● STATED GOAL:
Give the number of lines below that contain the word "JSON", and nothing else.

● THE RECORDS:
<<<<

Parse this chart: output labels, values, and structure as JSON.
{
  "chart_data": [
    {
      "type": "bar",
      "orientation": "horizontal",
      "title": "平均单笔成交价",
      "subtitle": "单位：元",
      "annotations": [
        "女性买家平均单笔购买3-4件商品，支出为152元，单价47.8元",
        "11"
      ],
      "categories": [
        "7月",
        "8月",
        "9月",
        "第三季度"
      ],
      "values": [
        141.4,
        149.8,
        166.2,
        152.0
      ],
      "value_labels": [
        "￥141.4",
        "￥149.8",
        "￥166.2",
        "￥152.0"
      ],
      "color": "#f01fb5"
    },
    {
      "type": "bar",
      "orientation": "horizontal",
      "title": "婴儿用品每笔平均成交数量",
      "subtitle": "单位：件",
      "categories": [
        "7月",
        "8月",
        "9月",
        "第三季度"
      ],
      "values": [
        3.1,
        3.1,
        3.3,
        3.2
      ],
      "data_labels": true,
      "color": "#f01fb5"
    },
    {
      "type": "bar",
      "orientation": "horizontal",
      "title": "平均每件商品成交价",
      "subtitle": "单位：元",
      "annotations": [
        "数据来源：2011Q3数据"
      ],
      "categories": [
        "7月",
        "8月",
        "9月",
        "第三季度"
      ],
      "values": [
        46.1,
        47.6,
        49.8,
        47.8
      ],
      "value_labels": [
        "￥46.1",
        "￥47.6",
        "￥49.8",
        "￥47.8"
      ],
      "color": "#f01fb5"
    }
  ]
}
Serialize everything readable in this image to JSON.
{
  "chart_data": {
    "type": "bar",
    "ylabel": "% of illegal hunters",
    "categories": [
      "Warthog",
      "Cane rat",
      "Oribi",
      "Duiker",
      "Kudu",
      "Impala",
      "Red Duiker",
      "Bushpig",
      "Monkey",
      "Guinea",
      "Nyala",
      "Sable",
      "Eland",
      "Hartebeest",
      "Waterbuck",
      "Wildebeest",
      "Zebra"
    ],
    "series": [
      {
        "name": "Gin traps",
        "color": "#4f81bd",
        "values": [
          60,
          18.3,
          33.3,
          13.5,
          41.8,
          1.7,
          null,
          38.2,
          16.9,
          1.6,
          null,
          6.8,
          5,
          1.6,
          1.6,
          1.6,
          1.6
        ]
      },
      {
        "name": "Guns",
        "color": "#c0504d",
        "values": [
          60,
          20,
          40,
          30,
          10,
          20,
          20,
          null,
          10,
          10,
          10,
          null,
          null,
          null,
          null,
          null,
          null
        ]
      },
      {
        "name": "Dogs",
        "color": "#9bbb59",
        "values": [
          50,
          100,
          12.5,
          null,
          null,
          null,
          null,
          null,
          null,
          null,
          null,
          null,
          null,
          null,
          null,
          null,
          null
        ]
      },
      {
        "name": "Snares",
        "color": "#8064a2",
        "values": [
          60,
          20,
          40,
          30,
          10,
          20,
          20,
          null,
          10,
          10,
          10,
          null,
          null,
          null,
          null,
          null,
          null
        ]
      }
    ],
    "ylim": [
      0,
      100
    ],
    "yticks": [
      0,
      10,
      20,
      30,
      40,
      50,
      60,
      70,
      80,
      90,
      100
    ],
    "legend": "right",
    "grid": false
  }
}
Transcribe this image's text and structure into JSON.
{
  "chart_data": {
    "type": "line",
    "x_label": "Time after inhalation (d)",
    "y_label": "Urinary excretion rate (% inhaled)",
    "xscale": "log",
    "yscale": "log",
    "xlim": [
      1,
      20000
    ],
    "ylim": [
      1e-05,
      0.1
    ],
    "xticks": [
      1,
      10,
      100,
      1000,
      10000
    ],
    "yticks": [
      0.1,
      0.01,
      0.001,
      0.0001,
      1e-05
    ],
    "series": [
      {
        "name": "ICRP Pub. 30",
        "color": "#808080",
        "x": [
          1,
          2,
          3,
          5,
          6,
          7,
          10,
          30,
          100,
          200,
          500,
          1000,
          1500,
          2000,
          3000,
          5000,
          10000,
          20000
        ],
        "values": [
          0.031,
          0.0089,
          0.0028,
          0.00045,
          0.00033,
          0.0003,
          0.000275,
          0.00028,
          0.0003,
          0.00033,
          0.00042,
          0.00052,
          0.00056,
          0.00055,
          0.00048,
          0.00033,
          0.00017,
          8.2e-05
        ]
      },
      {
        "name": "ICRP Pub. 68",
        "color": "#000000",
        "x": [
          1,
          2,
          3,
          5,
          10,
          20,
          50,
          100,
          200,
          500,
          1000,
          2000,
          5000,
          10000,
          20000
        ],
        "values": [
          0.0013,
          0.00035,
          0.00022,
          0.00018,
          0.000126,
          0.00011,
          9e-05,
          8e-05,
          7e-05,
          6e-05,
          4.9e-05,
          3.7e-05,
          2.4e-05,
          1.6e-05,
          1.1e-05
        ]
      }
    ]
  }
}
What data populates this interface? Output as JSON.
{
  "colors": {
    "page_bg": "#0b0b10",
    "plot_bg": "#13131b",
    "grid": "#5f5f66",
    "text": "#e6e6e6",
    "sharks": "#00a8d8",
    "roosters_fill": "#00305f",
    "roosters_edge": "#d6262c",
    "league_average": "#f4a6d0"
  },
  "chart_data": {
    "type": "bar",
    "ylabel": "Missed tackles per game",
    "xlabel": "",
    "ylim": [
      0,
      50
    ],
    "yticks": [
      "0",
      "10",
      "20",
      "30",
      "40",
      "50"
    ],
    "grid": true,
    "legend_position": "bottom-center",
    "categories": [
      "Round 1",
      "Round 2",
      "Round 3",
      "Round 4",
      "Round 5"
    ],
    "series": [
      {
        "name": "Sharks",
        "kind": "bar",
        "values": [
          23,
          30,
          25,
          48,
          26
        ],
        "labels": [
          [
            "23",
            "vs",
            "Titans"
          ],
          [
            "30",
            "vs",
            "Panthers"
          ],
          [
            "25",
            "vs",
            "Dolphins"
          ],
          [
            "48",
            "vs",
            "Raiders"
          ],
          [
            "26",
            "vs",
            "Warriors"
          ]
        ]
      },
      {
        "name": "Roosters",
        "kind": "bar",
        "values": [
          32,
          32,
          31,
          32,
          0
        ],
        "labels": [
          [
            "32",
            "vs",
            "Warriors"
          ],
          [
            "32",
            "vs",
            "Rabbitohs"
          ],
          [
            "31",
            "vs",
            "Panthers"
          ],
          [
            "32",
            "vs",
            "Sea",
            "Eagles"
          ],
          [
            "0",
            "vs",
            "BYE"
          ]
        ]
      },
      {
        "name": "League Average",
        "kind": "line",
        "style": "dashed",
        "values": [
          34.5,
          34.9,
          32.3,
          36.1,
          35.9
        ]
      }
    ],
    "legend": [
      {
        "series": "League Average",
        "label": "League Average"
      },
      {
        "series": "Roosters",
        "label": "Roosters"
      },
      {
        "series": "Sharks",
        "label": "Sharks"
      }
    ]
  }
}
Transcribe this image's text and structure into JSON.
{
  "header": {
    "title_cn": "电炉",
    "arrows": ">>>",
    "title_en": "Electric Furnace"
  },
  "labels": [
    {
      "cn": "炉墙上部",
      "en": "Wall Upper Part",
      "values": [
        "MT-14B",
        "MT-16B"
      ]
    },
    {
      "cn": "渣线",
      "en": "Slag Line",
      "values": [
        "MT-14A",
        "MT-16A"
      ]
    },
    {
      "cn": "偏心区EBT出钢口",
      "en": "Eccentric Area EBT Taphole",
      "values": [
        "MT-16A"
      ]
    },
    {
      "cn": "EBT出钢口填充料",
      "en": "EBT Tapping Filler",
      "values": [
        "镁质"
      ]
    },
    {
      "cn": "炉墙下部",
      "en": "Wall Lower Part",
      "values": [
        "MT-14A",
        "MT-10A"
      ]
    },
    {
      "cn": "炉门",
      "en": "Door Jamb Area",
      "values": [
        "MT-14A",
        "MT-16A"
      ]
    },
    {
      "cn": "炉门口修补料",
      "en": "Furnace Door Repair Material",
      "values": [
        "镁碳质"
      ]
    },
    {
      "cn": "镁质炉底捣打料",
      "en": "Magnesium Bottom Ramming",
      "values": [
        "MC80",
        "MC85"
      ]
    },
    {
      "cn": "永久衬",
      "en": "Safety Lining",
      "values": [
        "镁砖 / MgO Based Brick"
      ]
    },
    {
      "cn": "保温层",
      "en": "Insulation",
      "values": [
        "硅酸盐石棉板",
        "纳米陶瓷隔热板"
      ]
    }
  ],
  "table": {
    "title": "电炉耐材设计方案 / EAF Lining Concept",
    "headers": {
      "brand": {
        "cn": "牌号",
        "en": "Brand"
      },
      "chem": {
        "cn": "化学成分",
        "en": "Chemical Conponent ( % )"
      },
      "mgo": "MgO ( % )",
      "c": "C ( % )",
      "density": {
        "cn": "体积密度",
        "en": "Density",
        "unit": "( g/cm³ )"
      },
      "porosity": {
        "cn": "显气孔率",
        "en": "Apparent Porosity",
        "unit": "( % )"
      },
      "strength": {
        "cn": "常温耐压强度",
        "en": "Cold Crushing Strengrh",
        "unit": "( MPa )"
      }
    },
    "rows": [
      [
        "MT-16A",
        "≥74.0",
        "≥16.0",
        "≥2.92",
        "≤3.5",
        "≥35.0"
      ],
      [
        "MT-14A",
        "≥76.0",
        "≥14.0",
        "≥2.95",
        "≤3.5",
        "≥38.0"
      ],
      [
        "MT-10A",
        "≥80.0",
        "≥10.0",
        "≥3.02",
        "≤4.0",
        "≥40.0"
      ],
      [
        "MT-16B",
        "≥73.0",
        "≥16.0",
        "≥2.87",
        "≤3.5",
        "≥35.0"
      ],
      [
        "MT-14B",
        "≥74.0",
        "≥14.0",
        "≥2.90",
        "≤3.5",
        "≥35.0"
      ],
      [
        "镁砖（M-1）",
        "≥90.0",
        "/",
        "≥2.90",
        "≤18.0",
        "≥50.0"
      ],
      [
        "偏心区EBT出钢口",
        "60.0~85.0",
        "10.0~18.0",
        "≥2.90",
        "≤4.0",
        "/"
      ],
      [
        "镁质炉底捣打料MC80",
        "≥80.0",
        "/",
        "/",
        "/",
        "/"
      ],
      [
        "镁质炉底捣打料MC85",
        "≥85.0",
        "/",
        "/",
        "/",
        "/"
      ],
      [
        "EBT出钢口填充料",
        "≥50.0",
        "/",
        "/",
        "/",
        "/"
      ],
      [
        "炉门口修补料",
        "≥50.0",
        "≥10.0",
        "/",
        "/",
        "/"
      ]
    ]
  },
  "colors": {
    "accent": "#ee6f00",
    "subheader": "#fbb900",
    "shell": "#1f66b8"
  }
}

>>>>

● EXERCISE RESPONSE:
5